**EXERCISE**:
Set the listing down again in full, word for word, with the pictures left out.

···

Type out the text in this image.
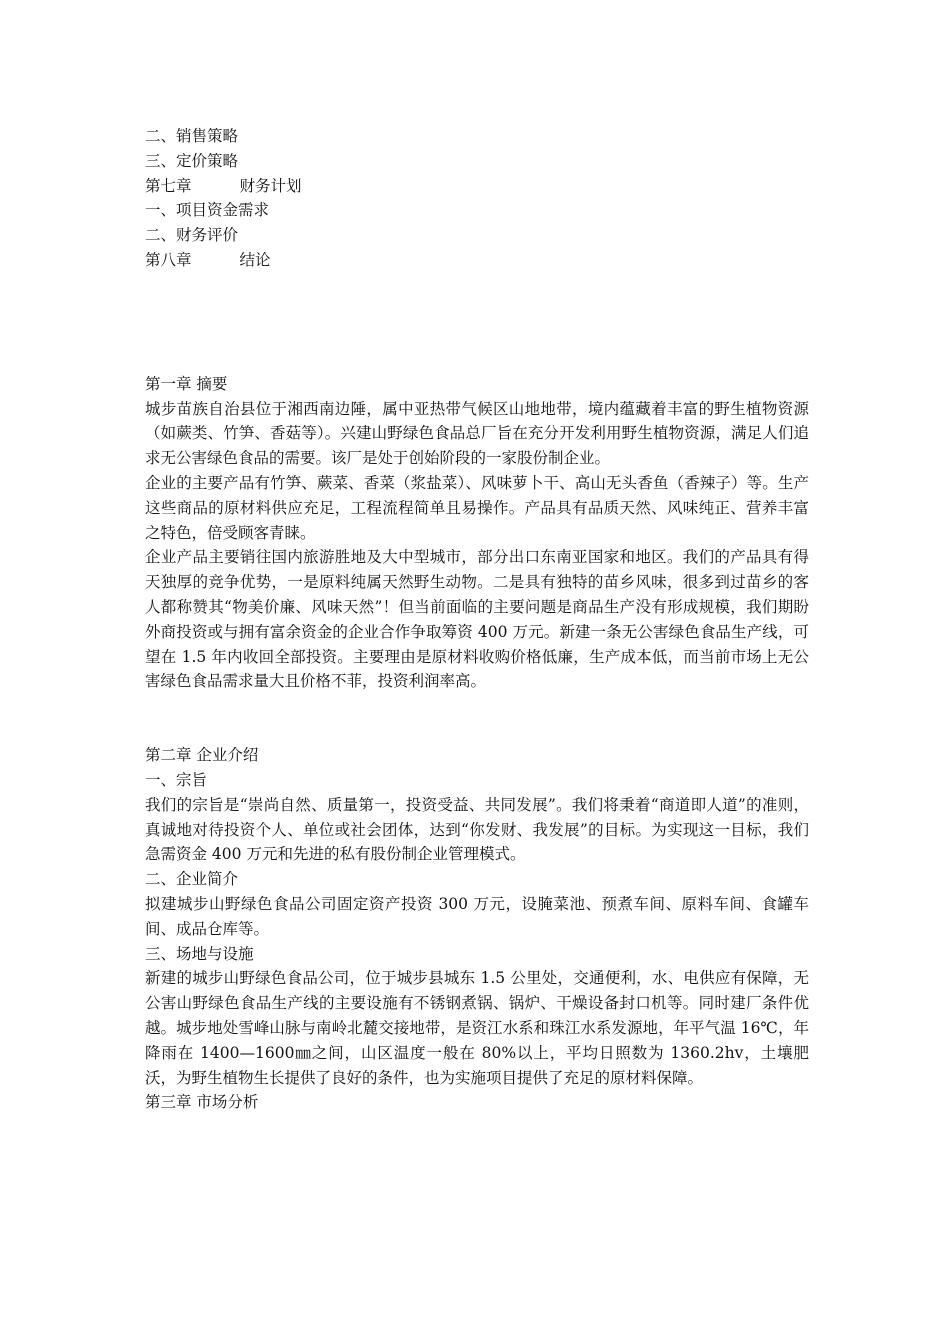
二、销售策略
三、定价策略
第七章	财务计划
一、项目资金需求
二、财务评价
第八章	结论
第一章 摘要
城步苗族自治县位于湘西南边陲，属中亚热带气候区山地地带，境内蕴藏着丰富的野生植物资源（如蕨类、竹笋、香菇等）。兴建山野绿色食品总厂旨在充分开发利用野生植物资源，满足人们追求无公害绿色食品的需要。该厂是处于创始阶段的一家股份制企业。
企业的主要产品有竹笋、蕨菜、香菜（浆盐菜）、风味萝卜干、高山无头香鱼（香辣子）等。生产这些商品的原材料供应充足，工程流程简单且易操作。产品具有品质天然、风味纯正、营养丰富之特色，倍受顾客青睐。
企业产品主要销往国内旅游胜地及大中型城市，部分出口东南亚国家和地区。我们的产品具有得天独厚的竞争优势，一是原料纯属天然野生动物。二是具有独特的苗乡风味，很多到过苗乡的客人都称赞其“物美价廉、风味天然”！但当前面临的主要问题是商品生产没有形成规模，我们期盼外商投资或与拥有富余资金的企业合作争取筹资 400 万元。新建一条无公害绿色食品生产线，可望在 1.5 年内收回全部投资。主要理由是原材料收购价格低廉，生产成本低，而当前市场上无公害绿色食品需求量大且价格不菲，投资利润率高。
第二章 企业介绍
一、宗旨
我们的宗旨是“崇尚自然、质量第一，投资受益、共同发展”。我们将秉着“商道即人道”的准则，真诚地对待投资个人、单位或社会团体，达到“你发财、我发展”的目标。为实现这一目标，我们急需资金 400 万元和先进的私有股份制企业管理模式。
二、企业简介
拟建城步山野绿色食品公司固定资产投资 300 万元，设腌菜池、预煮车间、原料车间、食罐车间、成品仓库等。
三、场地与设施
新建的城步山野绿色食品公司，位于城步县城东 1.5 公里处，交通便利，水、电供应有保障，无公害山野绿色食品生产线的主要设施有不锈钢煮锅、锅炉、干燥设备封口机等。同时建厂条件优越。城步地处雪峰山脉与南岭北麓交接地带，是资江水系和珠江水系发源地，年平气温 16℃，年降雨在 1400—1600㎜之间，山区温度一般在 80%以上，平均日照数为 1360.2hv，土壤肥沃，为野生植物生长提供了良好的条件，也为实施项目提供了充足的原材料保障。
第三章 市场分析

···

**FINISHED EXERCISE**:
Type out the text in this image.
二、销售策略
三、定价策略
第七章	财务计划
一、项目资金需求
二、财务评价
第八章	结论
第一章 摘要
城步苗族自治县位于湘西南边陲，属中亚热带气候区山地地带，境内蕴藏着丰富的野生植物资源（如蕨类、竹笋、香菇等）。兴建山野绿色食品总厂旨在充分开发利用野生植物资源，满足人们追求无公害绿色食品的需要。该厂是处于创始阶段的一家股份制企业。
企业的主要产品有竹笋、蕨菜、香菜（浆盐菜）、风味萝卜干、高山无头香鱼（香辣子）等。生产这些商品的原材料供应充足，工程流程简单且易操作。产品具有品质天然、风味纯正、营养丰富之特色，倍受顾客青睐。
企业产品主要销往国内旅游胜地及大中型城市，部分出口东南亚国家和地区。我们的产品具有得天独厚的竞争优势，一是原料纯属天然野生动物。二是具有独特的苗乡风味，很多到过苗乡的客人都称赞其“物美价廉、风味天然”！但当前面临的主要问题是商品生产没有形成规模，我们期盼外商投资或与拥有富余资金的企业合作争取筹资 400 万元。新建一条无公害绿色食品生产线，可望在 1.5 年内收回全部投资。主要理由是原材料收购价格低廉，生产成本低，而当前市场上无公害绿色食品需求量大且价格不菲，投资利润率高。
第二章 企业介绍
一、宗旨
我们的宗旨是“崇尚自然、质量第一，投资受益、共同发展”。我们将秉着“商道即人道”的准则，真诚地对待投资个人、单位或社会团体，达到“你发财、我发展”的目标。为实现这一目标，我们急需资金 400 万元和先进的私有股份制企业管理模式。
二、企业简介
拟建城步山野绿色食品公司固定资产投资 300 万元，设腌菜池、预煮车间、原料车间、食罐车间、成品仓库等。
三、场地与设施
新建的城步山野绿色食品公司，位于城步县城东 1.5 公里处，交通便利，水、电供应有保障，无公害山野绿色食品生产线的主要设施有不锈钢煮锅、锅炉、干燥设备封口机等。同时建厂条件优越。城步地处雪峰山脉与南岭北麓交接地带，是资江水系和珠江水系发源地，年平气温 16℃，年降雨在 1400—1600㎜之间，山区温度一般在 80%以上，平均日照数为 1360.2hv，土壤肥沃，为野生植物生长提供了良好的条件，也为实施项目提供了充足的原材料保障。
第三章 市场分析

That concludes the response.